- **Set task**:
How many lines of these entries hold the string "deviation"? Answer with the number alone.

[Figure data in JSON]
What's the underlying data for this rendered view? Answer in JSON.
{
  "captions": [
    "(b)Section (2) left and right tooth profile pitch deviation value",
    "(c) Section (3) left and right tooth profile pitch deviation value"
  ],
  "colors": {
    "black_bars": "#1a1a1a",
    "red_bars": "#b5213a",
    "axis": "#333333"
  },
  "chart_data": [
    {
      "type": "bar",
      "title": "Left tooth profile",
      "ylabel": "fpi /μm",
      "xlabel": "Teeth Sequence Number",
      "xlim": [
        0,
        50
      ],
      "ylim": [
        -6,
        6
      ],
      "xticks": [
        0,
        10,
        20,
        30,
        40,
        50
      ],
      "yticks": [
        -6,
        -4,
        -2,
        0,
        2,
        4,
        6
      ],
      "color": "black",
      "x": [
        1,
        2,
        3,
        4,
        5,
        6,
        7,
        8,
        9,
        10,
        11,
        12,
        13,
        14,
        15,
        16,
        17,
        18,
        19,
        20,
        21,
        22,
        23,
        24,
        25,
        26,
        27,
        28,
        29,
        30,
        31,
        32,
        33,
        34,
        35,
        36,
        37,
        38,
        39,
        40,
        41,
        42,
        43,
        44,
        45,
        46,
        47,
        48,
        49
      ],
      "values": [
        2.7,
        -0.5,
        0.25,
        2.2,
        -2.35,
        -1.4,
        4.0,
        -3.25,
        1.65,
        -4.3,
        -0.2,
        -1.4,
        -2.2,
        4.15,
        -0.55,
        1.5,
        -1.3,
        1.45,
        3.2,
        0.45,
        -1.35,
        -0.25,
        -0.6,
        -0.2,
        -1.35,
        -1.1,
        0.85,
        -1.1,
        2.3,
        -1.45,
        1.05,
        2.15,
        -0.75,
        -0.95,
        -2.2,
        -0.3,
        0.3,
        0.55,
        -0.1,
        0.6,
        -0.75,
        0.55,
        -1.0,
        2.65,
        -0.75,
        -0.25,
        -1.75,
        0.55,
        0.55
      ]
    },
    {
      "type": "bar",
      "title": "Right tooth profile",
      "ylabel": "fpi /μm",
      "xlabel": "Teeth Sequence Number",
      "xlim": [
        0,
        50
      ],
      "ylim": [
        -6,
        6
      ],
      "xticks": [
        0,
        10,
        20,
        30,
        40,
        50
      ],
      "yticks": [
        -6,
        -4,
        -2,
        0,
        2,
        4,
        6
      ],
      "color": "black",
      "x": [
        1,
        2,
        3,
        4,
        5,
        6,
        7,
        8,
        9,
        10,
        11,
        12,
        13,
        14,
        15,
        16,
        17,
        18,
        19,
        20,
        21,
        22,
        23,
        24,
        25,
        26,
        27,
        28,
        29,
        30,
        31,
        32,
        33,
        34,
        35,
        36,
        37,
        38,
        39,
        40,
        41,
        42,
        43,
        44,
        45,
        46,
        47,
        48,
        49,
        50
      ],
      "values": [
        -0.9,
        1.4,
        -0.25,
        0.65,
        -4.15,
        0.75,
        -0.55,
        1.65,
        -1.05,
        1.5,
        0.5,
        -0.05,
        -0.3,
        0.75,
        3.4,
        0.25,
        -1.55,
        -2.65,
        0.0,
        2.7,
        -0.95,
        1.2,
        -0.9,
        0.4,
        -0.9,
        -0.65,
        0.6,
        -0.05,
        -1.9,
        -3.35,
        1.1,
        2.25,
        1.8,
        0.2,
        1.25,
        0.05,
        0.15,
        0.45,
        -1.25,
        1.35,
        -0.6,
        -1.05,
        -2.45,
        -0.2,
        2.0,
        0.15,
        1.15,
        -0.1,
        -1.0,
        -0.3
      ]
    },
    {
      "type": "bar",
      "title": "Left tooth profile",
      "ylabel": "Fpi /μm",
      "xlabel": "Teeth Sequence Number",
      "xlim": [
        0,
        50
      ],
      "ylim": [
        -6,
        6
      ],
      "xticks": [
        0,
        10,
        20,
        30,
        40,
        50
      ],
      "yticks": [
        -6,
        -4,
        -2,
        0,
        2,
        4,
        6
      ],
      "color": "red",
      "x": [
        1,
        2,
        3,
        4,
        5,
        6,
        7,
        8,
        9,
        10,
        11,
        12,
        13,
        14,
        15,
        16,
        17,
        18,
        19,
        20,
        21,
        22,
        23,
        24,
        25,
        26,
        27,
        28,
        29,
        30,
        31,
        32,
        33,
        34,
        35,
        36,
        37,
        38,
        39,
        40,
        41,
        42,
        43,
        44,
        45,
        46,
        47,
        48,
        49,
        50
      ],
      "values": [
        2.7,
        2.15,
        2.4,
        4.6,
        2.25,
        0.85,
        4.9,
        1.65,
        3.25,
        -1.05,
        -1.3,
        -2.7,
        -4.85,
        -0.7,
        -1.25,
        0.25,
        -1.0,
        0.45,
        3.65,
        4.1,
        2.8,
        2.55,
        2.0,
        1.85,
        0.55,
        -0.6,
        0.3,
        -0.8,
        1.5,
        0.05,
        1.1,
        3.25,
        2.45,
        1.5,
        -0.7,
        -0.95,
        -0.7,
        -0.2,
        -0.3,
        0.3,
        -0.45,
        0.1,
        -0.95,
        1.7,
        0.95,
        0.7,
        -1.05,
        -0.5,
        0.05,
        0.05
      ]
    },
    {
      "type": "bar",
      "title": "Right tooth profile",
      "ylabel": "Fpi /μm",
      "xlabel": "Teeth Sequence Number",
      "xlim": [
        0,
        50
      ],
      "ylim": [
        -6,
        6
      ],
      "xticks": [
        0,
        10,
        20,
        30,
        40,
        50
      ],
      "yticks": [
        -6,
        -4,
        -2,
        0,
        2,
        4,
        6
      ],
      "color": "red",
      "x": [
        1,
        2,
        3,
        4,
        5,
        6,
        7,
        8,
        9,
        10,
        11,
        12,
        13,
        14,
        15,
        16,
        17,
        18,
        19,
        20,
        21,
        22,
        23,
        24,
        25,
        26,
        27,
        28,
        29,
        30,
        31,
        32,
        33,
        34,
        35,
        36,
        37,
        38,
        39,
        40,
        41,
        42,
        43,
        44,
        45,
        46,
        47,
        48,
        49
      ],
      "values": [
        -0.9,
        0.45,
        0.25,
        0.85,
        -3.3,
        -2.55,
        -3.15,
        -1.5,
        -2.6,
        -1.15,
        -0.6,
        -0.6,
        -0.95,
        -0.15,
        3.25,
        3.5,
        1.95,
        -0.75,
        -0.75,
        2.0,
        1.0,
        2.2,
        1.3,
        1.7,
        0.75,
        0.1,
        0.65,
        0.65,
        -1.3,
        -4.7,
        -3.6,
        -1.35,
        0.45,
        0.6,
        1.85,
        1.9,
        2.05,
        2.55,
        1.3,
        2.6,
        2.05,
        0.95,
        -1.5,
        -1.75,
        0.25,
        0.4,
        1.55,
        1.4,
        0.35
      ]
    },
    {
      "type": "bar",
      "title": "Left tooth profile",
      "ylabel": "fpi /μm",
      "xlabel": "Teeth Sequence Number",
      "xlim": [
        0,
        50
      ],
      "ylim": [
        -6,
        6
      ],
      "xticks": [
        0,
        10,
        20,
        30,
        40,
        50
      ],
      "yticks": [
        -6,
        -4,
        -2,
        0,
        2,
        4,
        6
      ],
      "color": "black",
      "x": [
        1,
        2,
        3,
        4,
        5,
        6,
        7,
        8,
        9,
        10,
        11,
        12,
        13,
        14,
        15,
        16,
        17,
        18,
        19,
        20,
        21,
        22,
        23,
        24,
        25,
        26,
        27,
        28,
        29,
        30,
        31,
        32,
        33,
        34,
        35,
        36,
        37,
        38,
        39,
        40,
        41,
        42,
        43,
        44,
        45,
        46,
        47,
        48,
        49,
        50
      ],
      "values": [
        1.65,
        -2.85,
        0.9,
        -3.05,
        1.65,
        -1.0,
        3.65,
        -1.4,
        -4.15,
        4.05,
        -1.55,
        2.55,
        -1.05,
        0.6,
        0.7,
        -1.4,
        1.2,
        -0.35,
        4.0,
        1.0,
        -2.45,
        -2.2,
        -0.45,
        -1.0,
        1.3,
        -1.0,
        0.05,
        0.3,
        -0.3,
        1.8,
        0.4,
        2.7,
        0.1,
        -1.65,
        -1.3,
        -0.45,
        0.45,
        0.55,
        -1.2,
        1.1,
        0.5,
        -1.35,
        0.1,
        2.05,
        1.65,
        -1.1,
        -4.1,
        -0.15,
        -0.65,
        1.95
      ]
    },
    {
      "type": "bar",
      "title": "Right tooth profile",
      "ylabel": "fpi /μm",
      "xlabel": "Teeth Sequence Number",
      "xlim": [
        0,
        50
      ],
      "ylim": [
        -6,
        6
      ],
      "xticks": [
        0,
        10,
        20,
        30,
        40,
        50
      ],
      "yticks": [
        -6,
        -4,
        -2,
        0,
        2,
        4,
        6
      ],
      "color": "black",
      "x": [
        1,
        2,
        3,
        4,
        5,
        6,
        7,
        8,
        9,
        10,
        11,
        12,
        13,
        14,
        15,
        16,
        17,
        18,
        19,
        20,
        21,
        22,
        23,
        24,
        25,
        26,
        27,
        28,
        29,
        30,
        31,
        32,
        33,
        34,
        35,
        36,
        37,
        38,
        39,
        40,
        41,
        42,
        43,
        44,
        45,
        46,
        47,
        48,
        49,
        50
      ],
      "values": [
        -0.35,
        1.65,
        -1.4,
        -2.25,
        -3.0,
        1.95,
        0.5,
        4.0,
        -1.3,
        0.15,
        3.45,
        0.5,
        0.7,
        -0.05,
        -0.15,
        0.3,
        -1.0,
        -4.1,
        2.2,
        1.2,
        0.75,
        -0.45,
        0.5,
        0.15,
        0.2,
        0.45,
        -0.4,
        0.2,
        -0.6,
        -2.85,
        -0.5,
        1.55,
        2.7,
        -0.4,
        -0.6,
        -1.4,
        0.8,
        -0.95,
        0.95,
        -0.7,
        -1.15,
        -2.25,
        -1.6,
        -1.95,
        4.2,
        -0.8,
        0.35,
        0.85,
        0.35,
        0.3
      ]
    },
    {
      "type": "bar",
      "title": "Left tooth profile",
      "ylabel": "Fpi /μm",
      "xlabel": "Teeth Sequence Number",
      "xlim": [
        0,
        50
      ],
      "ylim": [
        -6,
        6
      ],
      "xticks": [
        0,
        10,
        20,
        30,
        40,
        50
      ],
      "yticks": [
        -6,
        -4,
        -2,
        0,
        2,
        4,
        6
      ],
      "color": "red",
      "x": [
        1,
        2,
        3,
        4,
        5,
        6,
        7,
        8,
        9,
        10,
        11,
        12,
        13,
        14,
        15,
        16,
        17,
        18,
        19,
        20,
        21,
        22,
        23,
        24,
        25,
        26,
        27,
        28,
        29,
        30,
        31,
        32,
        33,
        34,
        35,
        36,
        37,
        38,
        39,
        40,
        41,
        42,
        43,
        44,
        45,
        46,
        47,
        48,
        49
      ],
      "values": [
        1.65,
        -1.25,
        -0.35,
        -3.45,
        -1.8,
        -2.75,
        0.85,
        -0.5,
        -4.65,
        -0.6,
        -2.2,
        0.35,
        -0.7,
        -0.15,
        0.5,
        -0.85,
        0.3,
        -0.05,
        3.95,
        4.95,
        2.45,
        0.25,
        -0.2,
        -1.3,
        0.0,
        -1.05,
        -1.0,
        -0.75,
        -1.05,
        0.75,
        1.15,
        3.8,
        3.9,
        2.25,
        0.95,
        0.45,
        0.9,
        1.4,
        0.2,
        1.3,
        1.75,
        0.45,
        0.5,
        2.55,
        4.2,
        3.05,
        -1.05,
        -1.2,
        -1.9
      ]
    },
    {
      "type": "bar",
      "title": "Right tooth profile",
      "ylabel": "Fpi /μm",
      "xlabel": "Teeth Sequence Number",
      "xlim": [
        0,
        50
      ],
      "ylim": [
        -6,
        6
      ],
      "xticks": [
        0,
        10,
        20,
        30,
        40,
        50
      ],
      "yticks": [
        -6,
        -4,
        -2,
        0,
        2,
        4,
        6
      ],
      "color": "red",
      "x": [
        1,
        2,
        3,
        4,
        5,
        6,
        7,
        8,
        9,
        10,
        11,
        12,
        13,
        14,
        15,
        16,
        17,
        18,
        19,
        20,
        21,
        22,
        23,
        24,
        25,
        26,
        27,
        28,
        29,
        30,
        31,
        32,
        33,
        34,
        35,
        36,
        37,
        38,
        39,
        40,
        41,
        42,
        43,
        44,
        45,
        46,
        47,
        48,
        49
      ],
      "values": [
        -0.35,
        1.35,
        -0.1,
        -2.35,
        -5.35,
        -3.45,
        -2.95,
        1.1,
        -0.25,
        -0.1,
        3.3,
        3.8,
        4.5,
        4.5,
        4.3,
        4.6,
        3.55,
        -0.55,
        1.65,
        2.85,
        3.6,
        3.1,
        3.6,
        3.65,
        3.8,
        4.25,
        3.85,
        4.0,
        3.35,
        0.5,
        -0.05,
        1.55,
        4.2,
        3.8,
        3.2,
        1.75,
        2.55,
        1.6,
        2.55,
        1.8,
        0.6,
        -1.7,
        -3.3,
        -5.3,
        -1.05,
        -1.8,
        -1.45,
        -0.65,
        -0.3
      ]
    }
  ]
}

- **Task response**:
2